INSTRUCTIONS
(A) In the passage on the North Yemen Civil War, who commanded the Royalists?
(B) Return the part of the passage on the North Yemen Civil War starting at "The Republican commanders" and ending at "during the conflict.", copied word for word.

The North Yemen Civil War began in 1962 and ended in 1970. It took place between the northern Yemen Arab Republican forces and the Mutawakkilite Kingdom of Yemen. The Royalists received support from Saudi Arabia and Jordan while the Republicans received support from Egypt and the Soviet Union, using about 55,000 Egyptian troops. The Royalists used local tribesmen.

The Royalists were commanded by Muhammad al-Badr of the Mutawakkilite Kingdom of Yemen.

The Republican commanders were Gamal Abdel Nasser and Abdel Hakim Amer from Egypt and Abdullah al-Sallal from the Yemen Arab Republic. During the conflict over 50,000 of Egypt's troops were tied down in Yemen, which proved to be a disadvantage to Egypt during the 1967 Six-Day War with Israel. Egyptian troops were withdrawn to join the Six-Day War. The civil war concluded when the Republican forces won, and resulting in the transformation of the Mutawakkilite Kingdom of Yemen into the Yemen Arab Republic. Over 100,000 died on both sides during the conflict.

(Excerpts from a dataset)
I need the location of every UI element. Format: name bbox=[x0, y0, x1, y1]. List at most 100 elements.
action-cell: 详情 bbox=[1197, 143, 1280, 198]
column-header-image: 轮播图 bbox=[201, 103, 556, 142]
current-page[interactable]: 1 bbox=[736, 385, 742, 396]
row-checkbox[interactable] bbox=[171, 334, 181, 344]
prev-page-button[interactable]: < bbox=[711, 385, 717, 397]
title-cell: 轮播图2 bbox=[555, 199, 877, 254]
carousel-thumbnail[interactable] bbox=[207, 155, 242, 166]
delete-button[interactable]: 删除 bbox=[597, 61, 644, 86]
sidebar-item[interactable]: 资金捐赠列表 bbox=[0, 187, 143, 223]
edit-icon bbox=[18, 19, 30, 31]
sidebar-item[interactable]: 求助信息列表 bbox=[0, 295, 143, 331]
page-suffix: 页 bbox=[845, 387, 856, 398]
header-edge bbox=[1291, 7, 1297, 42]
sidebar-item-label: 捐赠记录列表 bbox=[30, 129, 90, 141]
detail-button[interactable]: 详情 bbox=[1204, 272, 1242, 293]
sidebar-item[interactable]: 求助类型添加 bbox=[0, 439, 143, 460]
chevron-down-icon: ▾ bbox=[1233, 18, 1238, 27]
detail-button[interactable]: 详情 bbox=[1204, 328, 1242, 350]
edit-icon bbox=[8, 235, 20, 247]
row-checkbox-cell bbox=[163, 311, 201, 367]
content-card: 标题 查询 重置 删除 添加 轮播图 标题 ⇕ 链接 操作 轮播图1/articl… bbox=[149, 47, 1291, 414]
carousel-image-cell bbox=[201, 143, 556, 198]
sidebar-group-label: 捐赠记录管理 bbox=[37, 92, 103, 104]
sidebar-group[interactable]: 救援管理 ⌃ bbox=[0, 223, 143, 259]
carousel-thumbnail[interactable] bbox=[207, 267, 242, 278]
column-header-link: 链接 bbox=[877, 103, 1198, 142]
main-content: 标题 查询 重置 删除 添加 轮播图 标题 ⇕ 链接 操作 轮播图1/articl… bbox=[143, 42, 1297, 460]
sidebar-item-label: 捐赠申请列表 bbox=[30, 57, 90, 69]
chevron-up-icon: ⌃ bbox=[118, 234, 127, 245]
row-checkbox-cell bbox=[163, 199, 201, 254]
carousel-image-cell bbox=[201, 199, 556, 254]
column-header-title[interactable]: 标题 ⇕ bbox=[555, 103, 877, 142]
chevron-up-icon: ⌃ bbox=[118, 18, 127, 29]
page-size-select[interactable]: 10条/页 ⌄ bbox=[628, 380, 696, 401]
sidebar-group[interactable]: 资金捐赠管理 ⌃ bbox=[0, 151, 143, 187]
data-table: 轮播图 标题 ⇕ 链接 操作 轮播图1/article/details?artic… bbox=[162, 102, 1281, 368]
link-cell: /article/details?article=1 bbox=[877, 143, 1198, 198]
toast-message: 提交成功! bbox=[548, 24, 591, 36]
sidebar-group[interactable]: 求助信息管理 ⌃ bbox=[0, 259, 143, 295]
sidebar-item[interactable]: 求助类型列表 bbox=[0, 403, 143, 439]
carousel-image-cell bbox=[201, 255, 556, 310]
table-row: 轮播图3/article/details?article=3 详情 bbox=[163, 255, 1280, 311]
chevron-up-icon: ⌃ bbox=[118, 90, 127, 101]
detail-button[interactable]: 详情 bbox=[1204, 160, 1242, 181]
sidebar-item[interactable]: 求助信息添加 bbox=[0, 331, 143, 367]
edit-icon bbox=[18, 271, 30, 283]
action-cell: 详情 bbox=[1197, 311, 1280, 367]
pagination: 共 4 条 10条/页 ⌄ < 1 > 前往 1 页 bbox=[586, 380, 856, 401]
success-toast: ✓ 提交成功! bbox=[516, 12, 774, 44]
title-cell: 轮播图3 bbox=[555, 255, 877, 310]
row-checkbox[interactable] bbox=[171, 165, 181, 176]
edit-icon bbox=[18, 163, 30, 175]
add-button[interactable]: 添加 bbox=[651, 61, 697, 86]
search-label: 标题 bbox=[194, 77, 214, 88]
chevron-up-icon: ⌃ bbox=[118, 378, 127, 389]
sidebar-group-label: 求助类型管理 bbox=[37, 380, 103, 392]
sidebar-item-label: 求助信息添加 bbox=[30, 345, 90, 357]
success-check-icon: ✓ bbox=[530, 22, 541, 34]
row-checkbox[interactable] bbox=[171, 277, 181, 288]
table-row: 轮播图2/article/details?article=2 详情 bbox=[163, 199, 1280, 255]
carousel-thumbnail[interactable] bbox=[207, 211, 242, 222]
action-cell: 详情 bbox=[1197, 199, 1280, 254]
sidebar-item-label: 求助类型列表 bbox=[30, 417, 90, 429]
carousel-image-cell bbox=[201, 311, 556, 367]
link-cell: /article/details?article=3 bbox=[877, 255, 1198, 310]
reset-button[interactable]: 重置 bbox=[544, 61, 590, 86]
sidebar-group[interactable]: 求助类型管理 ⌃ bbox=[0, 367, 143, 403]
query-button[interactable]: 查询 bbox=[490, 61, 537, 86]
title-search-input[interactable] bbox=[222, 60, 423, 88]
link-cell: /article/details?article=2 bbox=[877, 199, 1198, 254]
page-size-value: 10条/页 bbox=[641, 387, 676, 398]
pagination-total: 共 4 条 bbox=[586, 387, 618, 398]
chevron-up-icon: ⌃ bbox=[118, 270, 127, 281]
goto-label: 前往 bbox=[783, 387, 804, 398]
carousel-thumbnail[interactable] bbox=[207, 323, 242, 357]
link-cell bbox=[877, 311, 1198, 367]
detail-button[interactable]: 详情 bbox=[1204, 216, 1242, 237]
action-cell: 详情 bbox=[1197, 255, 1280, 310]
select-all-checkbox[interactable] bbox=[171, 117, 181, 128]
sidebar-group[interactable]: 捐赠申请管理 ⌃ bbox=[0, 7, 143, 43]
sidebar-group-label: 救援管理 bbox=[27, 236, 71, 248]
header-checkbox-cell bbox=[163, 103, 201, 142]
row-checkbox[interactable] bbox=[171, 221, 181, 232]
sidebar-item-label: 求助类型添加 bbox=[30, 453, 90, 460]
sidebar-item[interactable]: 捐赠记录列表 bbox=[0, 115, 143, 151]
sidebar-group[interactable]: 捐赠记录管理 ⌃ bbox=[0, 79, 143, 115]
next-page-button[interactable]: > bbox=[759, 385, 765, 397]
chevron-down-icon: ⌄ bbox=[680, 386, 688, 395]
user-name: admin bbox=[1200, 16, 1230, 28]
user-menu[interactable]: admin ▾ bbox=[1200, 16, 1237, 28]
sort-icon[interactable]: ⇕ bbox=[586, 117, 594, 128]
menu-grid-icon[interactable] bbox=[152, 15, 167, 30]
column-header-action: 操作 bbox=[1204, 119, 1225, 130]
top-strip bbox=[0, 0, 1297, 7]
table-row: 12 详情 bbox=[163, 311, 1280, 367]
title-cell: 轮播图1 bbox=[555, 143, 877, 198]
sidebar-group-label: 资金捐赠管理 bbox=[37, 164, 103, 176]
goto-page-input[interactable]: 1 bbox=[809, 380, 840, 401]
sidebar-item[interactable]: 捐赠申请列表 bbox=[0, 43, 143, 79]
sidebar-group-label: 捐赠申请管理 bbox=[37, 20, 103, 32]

SOLUTIONS TO THE EXERCISE
(A) Muhammad al-Badr of the Mutawakkilite Kingdom of Yemen.

(B)
The Republican commanders were Gamal Abdel Nasser and Abdel Hakim Amer from Egypt and Abdullah al-Sallal from the Yemen Arab Republic. During the conflict over 50,000 of Egypt's troops were tied down in Yemen, which proved to be a disadvantage to Egypt during the 1967 Six-Day War with Israel. Egyptian troops were withdrawn to join the Six-Day War. The civil war concluded when the Republican forces won, and resulting in the transformation of the Mutawakkilite Kingdom of Yemen into the Yemen Arab Republic. Over 100,000 died on both sides during the conflict.